INPUT RECORDS:
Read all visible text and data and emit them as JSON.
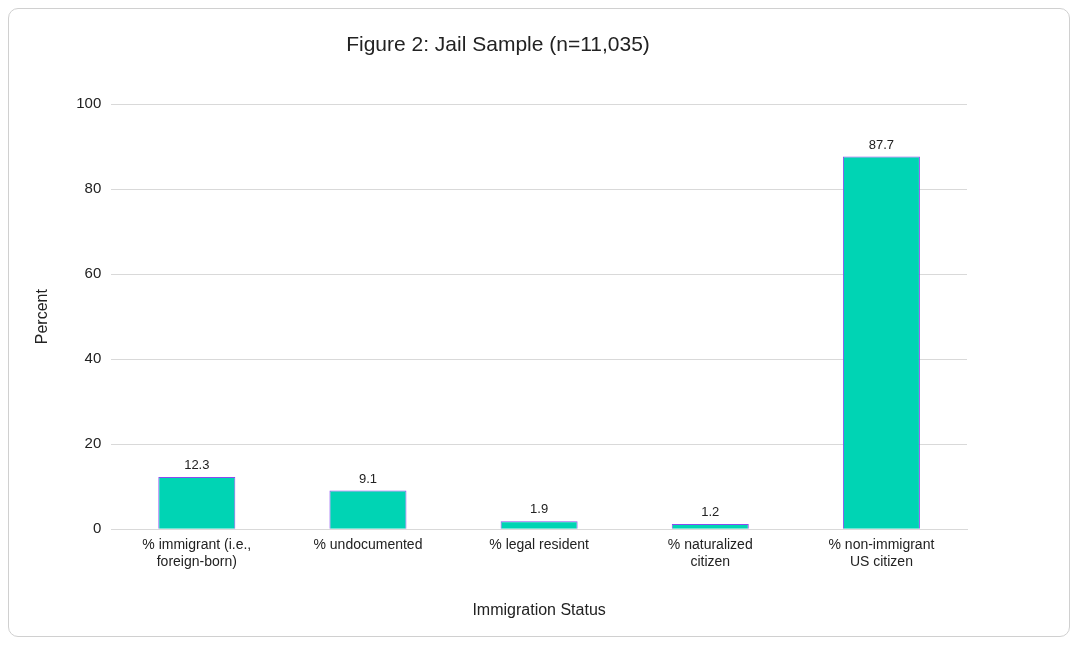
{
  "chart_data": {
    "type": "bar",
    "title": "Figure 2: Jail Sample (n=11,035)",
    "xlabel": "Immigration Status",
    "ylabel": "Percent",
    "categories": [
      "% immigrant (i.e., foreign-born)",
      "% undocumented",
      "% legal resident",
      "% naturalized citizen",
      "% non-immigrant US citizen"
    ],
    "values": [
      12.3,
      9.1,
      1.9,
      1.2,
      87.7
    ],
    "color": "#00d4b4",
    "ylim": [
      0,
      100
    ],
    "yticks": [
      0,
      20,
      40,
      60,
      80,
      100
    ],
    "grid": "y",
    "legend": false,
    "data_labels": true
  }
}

SHORT TASK:
Check each line above for "immigrant" and return the ones that have it.

REPLY:
      "% immigrant (i.e., foreign-born)",
      "% non-immigrant US citizen"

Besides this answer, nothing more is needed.